§ **Requirements**
Identify the lines that contain the word "Canada" and copy each one.

§ **Provided material**
++++++++++

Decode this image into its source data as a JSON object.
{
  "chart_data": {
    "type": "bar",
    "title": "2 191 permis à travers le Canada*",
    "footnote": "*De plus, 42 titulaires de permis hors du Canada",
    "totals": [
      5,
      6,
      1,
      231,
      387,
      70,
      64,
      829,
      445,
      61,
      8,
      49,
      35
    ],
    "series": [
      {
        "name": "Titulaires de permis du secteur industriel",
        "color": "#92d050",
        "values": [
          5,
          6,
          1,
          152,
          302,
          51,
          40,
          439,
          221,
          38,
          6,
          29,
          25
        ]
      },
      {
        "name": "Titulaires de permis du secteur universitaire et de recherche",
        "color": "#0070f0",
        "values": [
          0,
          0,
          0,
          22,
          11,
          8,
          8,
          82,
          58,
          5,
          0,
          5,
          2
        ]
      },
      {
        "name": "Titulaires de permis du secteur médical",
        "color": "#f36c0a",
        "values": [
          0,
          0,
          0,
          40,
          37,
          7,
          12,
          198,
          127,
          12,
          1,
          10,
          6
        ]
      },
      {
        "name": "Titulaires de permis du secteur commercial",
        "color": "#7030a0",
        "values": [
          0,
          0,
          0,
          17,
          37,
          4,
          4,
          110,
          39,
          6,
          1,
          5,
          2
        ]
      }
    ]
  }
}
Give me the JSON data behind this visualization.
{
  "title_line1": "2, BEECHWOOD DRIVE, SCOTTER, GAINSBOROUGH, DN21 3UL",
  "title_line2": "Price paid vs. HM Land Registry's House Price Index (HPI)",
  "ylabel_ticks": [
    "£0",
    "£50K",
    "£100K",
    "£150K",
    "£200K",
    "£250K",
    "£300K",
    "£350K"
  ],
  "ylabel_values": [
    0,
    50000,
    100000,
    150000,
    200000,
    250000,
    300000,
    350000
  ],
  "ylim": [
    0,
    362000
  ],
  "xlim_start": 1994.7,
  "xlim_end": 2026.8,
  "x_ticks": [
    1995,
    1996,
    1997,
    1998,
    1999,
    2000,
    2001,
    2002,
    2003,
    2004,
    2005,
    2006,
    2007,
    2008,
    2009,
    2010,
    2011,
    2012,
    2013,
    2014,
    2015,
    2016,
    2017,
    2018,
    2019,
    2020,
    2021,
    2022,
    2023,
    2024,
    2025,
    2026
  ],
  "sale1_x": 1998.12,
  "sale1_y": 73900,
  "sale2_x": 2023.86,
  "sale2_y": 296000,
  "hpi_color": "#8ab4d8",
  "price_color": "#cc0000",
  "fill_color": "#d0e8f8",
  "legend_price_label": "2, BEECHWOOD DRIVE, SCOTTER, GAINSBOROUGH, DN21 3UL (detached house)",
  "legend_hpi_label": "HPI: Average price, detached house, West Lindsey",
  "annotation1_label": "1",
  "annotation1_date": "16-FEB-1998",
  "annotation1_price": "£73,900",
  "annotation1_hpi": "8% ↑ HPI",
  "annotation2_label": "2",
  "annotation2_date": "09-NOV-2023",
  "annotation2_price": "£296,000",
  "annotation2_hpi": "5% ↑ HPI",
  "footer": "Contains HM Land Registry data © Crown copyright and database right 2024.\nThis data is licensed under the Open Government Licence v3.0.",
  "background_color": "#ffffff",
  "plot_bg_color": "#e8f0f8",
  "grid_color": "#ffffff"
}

++++++++++

§ **Output for this task**
    "title": "2 191 permis à travers le Canada*",
    "footnote": "*De plus, 42 titulaires de permis hors du Canada",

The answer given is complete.